> **Exercise prompt**: Reproduce every line in the listing that contains the word "logits".

Items from a data source

++++++

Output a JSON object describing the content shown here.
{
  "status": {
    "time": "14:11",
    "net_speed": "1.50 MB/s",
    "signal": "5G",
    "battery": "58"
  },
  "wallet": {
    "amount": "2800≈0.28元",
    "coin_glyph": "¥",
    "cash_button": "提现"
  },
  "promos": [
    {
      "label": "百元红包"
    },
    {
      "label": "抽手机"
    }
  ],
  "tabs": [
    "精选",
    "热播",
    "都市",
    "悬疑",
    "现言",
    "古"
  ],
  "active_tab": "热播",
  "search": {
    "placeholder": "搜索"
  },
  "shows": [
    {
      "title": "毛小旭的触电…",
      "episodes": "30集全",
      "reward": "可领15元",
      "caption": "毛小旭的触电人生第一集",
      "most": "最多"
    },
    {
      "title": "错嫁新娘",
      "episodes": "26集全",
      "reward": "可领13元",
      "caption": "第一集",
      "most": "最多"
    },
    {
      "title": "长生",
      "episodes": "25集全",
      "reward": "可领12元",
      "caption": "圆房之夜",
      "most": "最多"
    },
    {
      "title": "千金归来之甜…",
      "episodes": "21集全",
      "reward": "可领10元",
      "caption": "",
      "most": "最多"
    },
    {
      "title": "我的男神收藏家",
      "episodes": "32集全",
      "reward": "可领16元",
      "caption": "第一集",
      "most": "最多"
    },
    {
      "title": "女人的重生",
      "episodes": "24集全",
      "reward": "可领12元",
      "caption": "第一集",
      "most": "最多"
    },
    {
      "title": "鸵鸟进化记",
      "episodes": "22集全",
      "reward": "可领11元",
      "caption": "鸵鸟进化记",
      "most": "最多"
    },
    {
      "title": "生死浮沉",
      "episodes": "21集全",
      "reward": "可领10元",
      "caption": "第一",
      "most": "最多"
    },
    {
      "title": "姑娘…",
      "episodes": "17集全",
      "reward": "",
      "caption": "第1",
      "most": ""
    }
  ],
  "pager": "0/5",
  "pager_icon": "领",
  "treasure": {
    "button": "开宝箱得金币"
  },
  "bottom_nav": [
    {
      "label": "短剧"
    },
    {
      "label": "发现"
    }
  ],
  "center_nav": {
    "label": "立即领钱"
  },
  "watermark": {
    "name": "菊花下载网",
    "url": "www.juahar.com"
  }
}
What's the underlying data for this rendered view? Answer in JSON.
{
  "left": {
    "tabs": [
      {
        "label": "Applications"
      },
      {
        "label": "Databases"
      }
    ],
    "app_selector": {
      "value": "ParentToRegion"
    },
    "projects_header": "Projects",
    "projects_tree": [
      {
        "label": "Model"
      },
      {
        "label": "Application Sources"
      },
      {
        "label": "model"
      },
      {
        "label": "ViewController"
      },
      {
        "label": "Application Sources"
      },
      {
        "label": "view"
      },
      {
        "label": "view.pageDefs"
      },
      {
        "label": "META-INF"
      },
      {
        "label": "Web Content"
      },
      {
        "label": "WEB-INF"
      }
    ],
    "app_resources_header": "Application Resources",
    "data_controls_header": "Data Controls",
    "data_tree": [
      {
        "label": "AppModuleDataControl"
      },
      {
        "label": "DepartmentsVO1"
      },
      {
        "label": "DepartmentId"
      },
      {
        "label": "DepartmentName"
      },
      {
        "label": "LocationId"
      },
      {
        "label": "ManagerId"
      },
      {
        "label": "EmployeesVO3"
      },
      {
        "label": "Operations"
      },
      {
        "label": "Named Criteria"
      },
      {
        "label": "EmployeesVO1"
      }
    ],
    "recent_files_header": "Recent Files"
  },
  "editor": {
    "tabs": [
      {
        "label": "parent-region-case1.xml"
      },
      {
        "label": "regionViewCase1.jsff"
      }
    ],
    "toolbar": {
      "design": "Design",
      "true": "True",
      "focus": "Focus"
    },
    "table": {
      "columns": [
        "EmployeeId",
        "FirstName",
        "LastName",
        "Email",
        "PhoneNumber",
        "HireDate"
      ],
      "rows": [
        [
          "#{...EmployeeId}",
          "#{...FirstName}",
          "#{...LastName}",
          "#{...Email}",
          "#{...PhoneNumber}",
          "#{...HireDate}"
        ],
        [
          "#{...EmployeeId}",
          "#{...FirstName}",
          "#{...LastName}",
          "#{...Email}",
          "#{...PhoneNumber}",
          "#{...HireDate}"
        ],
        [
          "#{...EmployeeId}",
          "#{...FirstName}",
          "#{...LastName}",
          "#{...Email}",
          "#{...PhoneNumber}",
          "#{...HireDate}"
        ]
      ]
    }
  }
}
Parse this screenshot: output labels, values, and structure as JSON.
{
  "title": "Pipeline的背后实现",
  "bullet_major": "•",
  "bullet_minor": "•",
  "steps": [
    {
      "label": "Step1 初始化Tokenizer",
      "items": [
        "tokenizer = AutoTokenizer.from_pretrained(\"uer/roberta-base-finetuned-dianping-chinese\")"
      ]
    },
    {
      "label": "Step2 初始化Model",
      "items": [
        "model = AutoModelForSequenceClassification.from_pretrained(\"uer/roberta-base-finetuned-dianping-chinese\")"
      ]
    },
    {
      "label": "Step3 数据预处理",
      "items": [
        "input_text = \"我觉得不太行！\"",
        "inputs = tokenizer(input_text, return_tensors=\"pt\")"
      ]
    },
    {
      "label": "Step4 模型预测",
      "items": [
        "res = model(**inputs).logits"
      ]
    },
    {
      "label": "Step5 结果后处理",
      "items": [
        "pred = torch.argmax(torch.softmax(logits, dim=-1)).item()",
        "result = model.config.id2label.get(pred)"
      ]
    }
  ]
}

++++++

> **Answer to the task**:
        "res = model(**inputs).logits"
        "pred = torch.argmax(torch.softmax(logits, dim=-1)).item()",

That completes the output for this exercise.